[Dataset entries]
_ _ _ _ _ _ _

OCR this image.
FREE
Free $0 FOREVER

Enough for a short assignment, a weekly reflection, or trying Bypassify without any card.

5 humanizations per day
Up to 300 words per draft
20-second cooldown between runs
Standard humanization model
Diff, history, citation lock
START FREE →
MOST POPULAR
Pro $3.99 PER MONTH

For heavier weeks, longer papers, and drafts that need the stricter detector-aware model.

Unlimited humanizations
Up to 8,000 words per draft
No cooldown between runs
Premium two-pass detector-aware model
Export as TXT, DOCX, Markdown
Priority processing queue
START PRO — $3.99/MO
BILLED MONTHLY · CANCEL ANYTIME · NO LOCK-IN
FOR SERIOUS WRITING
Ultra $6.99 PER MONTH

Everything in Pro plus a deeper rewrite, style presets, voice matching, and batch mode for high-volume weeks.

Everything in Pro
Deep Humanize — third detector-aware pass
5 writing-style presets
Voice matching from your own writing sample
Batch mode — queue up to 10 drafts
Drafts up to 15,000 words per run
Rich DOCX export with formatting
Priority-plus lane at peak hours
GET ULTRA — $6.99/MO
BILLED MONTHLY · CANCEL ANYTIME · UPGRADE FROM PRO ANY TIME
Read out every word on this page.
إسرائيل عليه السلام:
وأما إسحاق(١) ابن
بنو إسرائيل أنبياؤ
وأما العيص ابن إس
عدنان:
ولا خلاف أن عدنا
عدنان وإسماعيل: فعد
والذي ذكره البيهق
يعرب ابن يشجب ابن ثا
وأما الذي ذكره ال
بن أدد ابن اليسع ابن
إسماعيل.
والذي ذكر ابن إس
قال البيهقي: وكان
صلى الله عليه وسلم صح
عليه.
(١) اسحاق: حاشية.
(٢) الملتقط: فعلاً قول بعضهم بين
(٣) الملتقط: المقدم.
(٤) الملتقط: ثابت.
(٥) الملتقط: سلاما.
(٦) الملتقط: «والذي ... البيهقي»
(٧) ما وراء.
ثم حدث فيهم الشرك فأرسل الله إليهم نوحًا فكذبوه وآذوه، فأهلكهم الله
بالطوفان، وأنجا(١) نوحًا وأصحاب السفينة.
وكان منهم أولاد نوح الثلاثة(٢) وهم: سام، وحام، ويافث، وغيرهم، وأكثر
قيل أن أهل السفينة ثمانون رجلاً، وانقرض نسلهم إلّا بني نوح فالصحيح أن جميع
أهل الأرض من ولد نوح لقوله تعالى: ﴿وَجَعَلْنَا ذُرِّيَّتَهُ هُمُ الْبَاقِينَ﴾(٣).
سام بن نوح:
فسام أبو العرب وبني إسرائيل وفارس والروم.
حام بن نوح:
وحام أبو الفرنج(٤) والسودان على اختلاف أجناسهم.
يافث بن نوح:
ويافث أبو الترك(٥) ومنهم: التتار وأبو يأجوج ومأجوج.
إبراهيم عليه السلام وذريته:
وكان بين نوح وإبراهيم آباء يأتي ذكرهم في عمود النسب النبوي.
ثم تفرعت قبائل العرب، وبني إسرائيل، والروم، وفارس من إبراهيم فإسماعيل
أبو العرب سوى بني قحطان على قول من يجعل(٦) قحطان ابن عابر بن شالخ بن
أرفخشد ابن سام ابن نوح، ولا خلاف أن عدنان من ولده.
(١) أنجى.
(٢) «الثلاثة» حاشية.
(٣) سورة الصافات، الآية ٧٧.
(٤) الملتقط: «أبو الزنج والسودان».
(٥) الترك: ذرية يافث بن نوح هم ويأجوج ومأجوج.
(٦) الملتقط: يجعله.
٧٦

_ _ _ _ _ _ _

Review the preceding data and report every line that includes the string "queue".

WRITTEN RESPONSE >>
Priority processing queue
Batch mode — queue up to 10 drafts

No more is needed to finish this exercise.